Your objective:
Which lines hold the string "mantener"? Copy every one of them.

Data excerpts
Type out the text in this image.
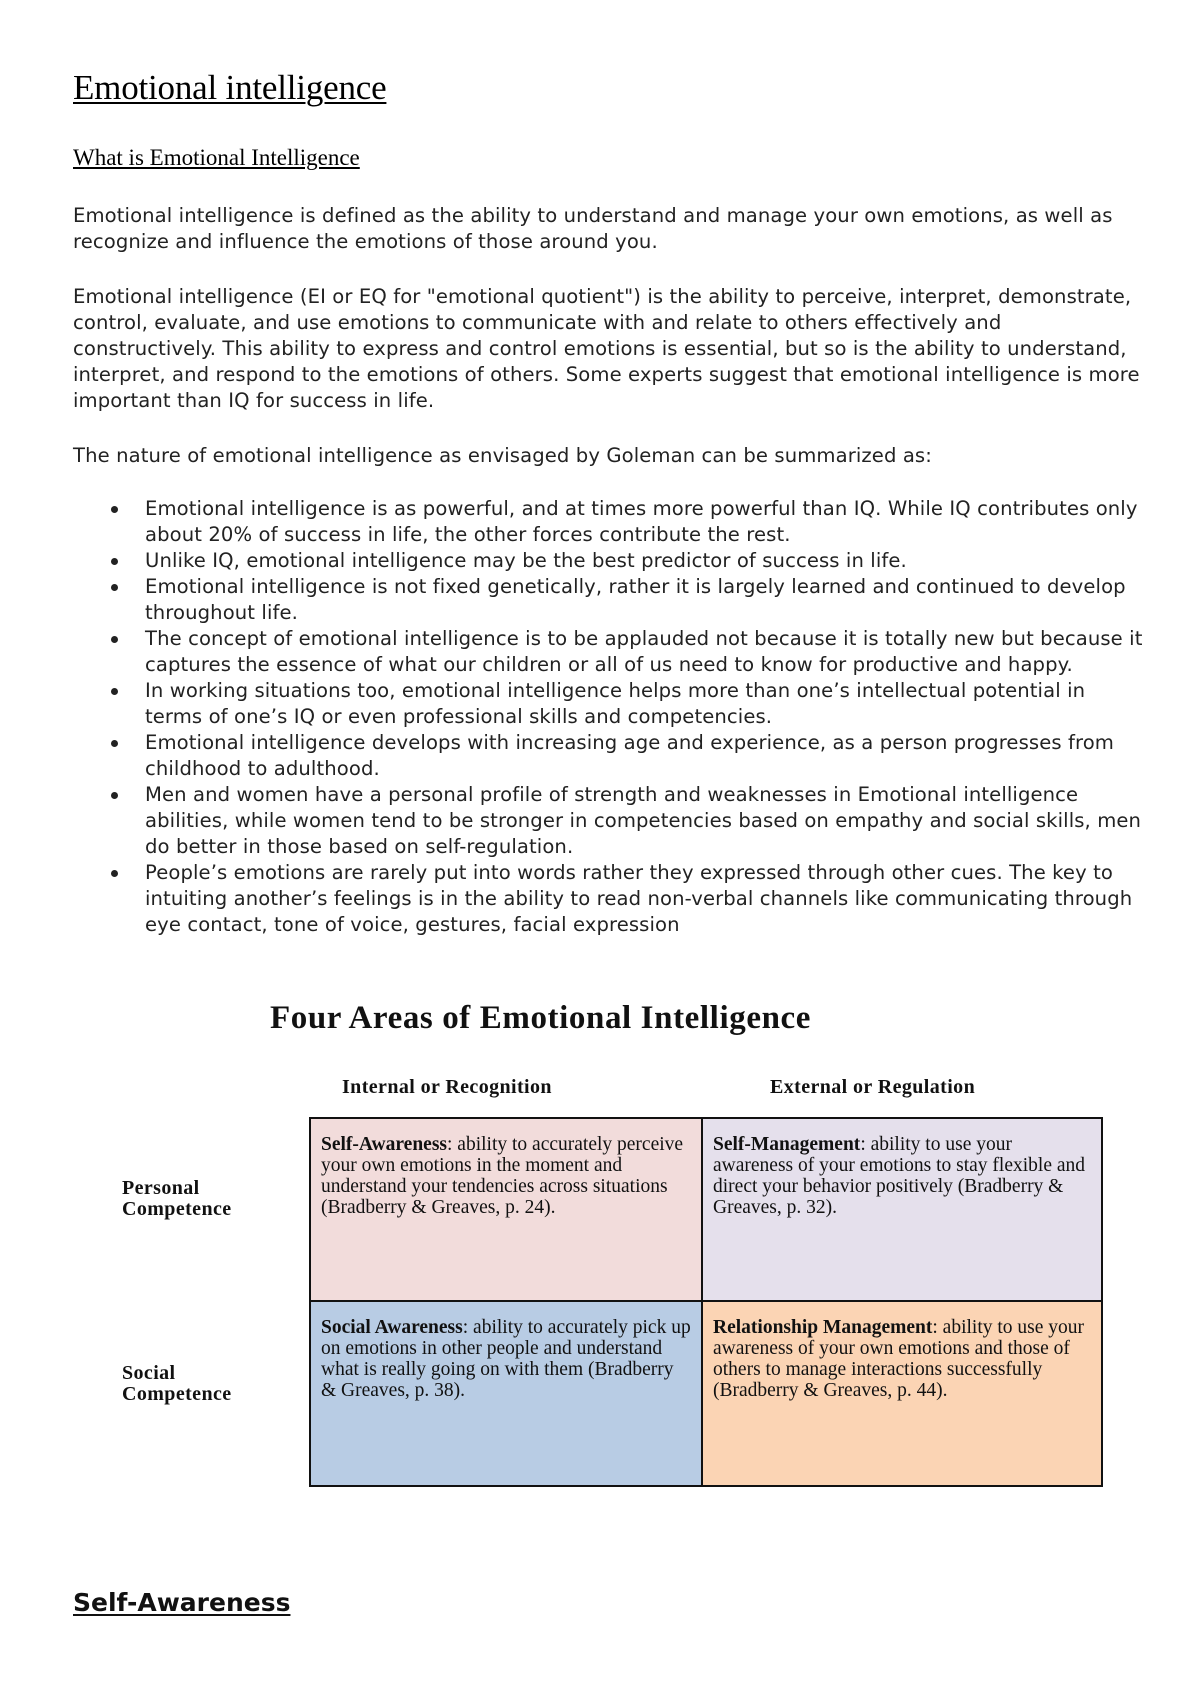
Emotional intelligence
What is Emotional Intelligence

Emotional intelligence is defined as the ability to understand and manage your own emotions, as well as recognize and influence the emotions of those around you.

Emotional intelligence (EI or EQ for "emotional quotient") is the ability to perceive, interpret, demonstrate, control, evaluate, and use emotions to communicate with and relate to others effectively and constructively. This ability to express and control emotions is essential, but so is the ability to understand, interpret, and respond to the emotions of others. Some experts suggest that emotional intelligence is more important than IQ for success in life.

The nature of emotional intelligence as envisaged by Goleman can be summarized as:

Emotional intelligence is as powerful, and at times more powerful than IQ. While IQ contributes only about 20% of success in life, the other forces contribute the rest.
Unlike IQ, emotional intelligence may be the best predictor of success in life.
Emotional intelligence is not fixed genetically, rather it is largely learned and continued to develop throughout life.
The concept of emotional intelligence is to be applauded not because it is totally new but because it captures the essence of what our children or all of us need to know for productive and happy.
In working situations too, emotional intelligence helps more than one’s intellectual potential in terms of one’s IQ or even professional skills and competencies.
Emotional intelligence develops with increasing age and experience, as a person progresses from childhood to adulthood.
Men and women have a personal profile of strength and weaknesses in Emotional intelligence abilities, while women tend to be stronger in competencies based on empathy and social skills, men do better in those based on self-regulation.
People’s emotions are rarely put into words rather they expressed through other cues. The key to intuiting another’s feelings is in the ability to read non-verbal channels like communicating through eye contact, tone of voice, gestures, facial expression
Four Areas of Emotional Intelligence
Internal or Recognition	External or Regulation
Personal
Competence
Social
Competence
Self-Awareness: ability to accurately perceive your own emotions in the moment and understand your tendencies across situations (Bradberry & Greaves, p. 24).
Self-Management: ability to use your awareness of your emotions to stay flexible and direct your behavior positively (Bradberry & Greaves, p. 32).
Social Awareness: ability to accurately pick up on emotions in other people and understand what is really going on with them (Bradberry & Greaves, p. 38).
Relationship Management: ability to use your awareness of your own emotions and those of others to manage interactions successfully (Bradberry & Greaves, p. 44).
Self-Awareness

---

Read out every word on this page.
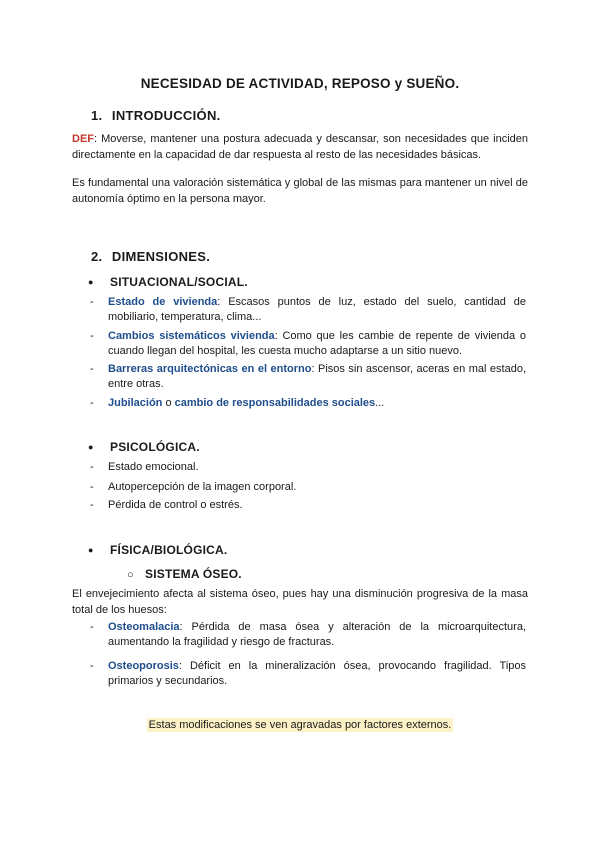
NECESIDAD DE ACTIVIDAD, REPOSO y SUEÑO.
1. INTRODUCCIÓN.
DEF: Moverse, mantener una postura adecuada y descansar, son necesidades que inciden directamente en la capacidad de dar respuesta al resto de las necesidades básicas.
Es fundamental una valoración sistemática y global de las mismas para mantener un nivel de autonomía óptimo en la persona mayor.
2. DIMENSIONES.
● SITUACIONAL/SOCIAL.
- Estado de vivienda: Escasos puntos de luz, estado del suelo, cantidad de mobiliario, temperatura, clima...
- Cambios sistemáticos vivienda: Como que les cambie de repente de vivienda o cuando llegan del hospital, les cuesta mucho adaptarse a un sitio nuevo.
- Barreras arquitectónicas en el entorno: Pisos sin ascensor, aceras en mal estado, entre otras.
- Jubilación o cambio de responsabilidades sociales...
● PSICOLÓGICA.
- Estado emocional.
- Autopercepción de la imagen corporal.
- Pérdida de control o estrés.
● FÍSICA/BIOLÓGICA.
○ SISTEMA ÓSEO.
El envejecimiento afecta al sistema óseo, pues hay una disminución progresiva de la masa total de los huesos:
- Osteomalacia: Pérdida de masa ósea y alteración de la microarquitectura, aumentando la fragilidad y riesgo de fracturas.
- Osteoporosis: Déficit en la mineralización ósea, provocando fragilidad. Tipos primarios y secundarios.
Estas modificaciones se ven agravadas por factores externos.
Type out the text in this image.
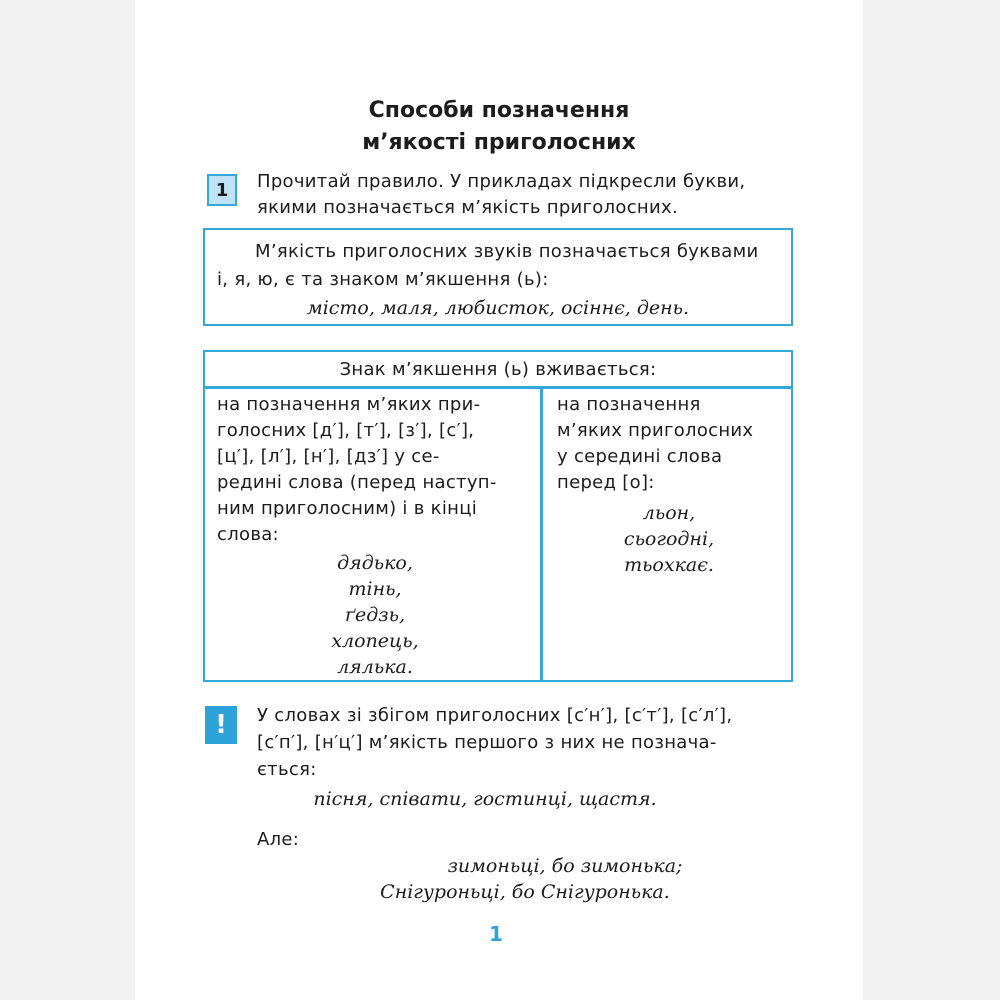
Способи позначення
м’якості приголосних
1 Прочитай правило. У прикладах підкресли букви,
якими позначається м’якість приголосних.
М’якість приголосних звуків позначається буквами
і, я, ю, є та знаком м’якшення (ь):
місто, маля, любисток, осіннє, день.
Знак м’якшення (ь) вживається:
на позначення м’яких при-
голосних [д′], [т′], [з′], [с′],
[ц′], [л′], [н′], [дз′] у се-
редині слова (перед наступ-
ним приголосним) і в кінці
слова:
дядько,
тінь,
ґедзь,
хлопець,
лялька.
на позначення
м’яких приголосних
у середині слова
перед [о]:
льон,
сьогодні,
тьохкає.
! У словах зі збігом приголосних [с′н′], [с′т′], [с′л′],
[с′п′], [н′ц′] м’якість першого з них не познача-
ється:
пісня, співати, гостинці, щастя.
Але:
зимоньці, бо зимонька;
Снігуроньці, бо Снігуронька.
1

* * *

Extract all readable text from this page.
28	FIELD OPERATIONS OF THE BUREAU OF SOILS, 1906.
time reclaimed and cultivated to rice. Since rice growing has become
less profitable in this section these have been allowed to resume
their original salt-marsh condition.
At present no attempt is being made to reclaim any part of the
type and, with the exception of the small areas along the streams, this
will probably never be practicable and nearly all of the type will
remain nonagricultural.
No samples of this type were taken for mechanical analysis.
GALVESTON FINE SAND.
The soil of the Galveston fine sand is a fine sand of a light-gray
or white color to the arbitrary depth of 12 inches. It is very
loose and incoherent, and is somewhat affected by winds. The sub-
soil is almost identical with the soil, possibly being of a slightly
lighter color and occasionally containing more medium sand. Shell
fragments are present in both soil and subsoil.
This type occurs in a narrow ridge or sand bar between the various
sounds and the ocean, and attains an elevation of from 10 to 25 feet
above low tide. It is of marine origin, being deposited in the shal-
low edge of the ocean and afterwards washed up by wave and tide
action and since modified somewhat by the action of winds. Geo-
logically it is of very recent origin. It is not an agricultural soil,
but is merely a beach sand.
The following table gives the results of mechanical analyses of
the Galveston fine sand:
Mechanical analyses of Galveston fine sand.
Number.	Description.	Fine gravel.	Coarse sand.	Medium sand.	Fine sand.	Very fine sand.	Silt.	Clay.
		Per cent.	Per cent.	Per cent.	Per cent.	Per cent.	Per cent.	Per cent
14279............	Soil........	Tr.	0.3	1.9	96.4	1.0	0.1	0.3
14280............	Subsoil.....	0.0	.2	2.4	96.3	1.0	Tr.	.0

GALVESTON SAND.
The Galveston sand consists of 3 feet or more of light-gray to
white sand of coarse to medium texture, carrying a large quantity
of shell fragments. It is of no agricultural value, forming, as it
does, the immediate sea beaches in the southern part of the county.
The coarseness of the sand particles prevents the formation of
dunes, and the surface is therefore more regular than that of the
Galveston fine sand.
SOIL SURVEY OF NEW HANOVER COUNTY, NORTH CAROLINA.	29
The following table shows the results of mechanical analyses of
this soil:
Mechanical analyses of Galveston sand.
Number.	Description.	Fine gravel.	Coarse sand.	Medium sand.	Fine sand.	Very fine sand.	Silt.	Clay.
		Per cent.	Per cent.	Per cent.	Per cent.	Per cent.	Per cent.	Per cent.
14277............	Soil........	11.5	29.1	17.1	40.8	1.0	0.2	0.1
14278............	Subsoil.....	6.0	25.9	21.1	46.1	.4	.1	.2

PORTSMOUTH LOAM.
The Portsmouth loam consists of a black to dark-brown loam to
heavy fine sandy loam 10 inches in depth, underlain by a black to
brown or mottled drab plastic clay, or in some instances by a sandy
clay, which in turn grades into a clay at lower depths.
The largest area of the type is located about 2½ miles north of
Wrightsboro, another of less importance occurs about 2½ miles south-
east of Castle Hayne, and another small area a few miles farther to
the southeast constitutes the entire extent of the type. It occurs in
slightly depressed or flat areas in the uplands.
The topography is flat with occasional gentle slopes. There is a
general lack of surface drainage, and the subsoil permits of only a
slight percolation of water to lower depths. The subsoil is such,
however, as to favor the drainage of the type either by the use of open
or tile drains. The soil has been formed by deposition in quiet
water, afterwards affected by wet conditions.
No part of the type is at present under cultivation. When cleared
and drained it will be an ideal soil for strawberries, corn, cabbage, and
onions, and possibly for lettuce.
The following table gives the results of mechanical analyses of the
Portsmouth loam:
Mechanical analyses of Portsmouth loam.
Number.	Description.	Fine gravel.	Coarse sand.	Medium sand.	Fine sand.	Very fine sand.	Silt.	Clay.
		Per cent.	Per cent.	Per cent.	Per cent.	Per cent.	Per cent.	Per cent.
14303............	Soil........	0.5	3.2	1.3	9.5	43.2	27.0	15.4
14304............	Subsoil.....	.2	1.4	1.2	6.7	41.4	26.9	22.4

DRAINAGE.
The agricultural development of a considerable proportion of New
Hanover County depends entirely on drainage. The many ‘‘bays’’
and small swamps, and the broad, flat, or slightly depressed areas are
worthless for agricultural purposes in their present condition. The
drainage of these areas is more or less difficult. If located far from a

Problem solution:
DEF: Moverse, mantener una postura adecuada y descansar, son necesidades que inciden directamente en la capacidad de dar respuesta al resto de las necesidades básicas.
Es fundamental una valoración sistemática y global de las mismas para mantener un nivel de autonomía óptimo en la persona mayor.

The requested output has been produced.